═════ THE DATA

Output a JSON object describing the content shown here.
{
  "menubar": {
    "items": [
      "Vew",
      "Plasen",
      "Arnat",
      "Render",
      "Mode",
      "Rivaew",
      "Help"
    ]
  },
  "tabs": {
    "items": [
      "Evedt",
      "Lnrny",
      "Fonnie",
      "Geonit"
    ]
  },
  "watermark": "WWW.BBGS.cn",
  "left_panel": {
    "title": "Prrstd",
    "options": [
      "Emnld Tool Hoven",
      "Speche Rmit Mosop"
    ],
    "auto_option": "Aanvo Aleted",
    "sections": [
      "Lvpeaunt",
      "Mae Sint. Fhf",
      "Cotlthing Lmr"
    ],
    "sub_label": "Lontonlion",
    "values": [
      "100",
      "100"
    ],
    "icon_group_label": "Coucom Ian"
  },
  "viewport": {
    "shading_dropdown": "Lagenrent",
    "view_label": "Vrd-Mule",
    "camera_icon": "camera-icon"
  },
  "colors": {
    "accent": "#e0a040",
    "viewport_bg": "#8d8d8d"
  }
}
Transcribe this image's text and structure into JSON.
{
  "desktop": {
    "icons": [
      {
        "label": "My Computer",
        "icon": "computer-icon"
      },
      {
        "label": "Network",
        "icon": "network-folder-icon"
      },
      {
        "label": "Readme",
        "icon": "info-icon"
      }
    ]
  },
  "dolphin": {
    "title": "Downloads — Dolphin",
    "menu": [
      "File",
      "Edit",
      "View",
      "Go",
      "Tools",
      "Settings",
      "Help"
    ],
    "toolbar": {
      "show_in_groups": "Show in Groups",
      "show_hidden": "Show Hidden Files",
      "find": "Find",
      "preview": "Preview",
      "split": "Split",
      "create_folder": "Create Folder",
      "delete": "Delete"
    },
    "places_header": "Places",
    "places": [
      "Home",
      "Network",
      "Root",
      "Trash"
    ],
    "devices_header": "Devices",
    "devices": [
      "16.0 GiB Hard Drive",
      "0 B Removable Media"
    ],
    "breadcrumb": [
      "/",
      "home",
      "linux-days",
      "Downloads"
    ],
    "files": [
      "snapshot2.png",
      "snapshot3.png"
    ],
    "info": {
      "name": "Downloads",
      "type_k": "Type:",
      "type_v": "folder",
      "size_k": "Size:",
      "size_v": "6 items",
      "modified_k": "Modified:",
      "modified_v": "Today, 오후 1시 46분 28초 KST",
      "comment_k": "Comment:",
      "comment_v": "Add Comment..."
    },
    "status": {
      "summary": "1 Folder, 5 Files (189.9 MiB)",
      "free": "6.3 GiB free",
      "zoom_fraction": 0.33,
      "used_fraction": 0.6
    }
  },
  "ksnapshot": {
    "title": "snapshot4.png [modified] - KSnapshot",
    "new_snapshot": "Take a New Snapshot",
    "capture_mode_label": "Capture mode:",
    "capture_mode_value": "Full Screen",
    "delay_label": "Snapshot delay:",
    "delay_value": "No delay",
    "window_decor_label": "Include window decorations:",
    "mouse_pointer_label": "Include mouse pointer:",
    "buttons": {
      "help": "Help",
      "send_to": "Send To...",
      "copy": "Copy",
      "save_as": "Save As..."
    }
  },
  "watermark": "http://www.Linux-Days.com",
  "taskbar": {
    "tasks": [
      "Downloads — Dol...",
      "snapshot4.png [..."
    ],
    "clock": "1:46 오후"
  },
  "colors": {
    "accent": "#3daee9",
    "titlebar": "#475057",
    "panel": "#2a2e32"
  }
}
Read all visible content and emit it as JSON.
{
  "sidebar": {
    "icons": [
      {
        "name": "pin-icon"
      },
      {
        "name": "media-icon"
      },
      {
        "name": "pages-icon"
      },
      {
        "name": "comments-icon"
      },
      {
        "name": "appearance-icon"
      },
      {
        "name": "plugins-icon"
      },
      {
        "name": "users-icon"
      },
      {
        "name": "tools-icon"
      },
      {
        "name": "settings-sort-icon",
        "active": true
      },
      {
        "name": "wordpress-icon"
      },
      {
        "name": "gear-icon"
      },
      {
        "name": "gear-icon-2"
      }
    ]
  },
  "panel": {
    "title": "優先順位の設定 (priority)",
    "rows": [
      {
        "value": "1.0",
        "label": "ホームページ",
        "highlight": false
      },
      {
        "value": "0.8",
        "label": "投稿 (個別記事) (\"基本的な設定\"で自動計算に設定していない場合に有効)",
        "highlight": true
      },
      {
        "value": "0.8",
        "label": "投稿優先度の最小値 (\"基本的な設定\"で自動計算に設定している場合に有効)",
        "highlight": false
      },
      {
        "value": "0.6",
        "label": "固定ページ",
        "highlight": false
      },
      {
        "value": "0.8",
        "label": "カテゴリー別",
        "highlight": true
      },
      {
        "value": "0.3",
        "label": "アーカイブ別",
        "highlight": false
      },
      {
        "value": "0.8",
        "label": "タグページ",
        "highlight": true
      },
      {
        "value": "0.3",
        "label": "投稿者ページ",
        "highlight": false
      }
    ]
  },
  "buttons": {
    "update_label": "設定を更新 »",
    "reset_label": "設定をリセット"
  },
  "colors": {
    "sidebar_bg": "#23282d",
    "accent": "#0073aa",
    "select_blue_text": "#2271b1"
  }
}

══════════

- _SET EXERCISE_
Copy out all of the records above with nothing altered.

- _FINAL RESULT_
Output a JSON object describing the content shown here.
{
  "menubar": {
    "items": [
      "Vew",
      "Plasen",
      "Arnat",
      "Render",
      "Mode",
      "Rivaew",
      "Help"
    ]
  },
  "tabs": {
    "items": [
      "Evedt",
      "Lnrny",
      "Fonnie",
      "Geonit"
    ]
  },
  "watermark": "WWW.BBGS.cn",
  "left_panel": {
    "title": "Prrstd",
    "options": [
      "Emnld Tool Hoven",
      "Speche Rmit Mosop"
    ],
    "auto_option": "Aanvo Aleted",
    "sections": [
      "Lvpeaunt",
      "Mae Sint. Fhf",
      "Cotlthing Lmr"
    ],
    "sub_label": "Lontonlion",
    "values": [
      "100",
      "100"
    ],
    "icon_group_label": "Coucom Ian"
  },
  "viewport": {
    "shading_dropdown": "Lagenrent",
    "view_label": "Vrd-Mule",
    "camera_icon": "camera-icon"
  },
  "colors": {
    "accent": "#e0a040",
    "viewport_bg": "#8d8d8d"
  }
}
Transcribe this image's text and structure into JSON.
{
  "desktop": {
    "icons": [
      {
        "label": "My Computer",
        "icon": "computer-icon"
      },
      {
        "label": "Network",
        "icon": "network-folder-icon"
      },
      {
        "label": "Readme",
        "icon": "info-icon"
      }
    ]
  },
  "dolphin": {
    "title": "Downloads — Dolphin",
    "menu": [
      "File",
      "Edit",
      "View",
      "Go",
      "Tools",
      "Settings",
      "Help"
    ],
    "toolbar": {
      "show_in_groups": "Show in Groups",
      "show_hidden": "Show Hidden Files",
      "find": "Find",
      "preview": "Preview",
      "split": "Split",
      "create_folder": "Create Folder",
      "delete": "Delete"
    },
    "places_header": "Places",
    "places": [
      "Home",
      "Network",
      "Root",
      "Trash"
    ],
    "devices_header": "Devices",
    "devices": [
      "16.0 GiB Hard Drive",
      "0 B Removable Media"
    ],
    "breadcrumb": [
      "/",
      "home",
      "linux-days",
      "Downloads"
    ],
    "files": [
      "snapshot2.png",
      "snapshot3.png"
    ],
    "info": {
      "name": "Downloads",
      "type_k": "Type:",
      "type_v": "folder",
      "size_k": "Size:",
      "size_v": "6 items",
      "modified_k": "Modified:",
      "modified_v": "Today, 오후 1시 46분 28초 KST",
      "comment_k": "Comment:",
      "comment_v": "Add Comment..."
    },
    "status": {
      "summary": "1 Folder, 5 Files (189.9 MiB)",
      "free": "6.3 GiB free",
      "zoom_fraction": 0.33,
      "used_fraction": 0.6
    }
  },
  "ksnapshot": {
    "title": "snapshot4.png [modified] - KSnapshot",
    "new_snapshot": "Take a New Snapshot",
    "capture_mode_label": "Capture mode:",
    "capture_mode_value": "Full Screen",
    "delay_label": "Snapshot delay:",
    "delay_value": "No delay",
    "window_decor_label": "Include window decorations:",
    "mouse_pointer_label": "Include mouse pointer:",
    "buttons": {
      "help": "Help",
      "send_to": "Send To...",
      "copy": "Copy",
      "save_as": "Save As..."
    }
  },
  "watermark": "http://www.Linux-Days.com",
  "taskbar": {
    "tasks": [
      "Downloads — Dol...",
      "snapshot4.png [..."
    ],
    "clock": "1:46 오후"
  },
  "colors": {
    "accent": "#3daee9",
    "titlebar": "#475057",
    "panel": "#2a2e32"
  }
}
Read all visible content and emit it as JSON.
{
  "sidebar": {
    "icons": [
      {
        "name": "pin-icon"
      },
      {
        "name": "media-icon"
      },
      {
        "name": "pages-icon"
      },
      {
        "name": "comments-icon"
      },
      {
        "name": "appearance-icon"
      },
      {
        "name": "plugins-icon"
      },
      {
        "name": "users-icon"
      },
      {
        "name": "tools-icon"
      },
      {
        "name": "settings-sort-icon",
        "active": true
      },
      {
        "name": "wordpress-icon"
      },
      {
        "name": "gear-icon"
      },
      {
        "name": "gear-icon-2"
      }
    ]
  },
  "panel": {
    "title": "優先順位の設定 (priority)",
    "rows": [
      {
        "value": "1.0",
        "label": "ホームページ",
        "highlight": false
      },
      {
        "value": "0.8",
        "label": "投稿 (個別記事) (\"基本的な設定\"で自動計算に設定していない場合に有効)",
        "highlight": true
      },
      {
        "value": "0.8",
        "label": "投稿優先度の最小値 (\"基本的な設定\"で自動計算に設定している場合に有効)",
        "highlight": false
      },
      {
        "value": "0.6",
        "label": "固定ページ",
        "highlight": false
      },
      {
        "value": "0.8",
        "label": "カテゴリー別",
        "highlight": true
      },
      {
        "value": "0.3",
        "label": "アーカイブ別",
        "highlight": false
      },
      {
        "value": "0.8",
        "label": "タグページ",
        "highlight": true
      },
      {
        "value": "0.3",
        "label": "投稿者ページ",
        "highlight": false
      }
    ]
  },
  "buttons": {
    "update_label": "設定を更新 »",
    "reset_label": "設定をリセット"
  },
  "colors": {
    "sidebar_bg": "#23282d",
    "accent": "#0073aa",
    "select_blue_text": "#2271b1"
  }
}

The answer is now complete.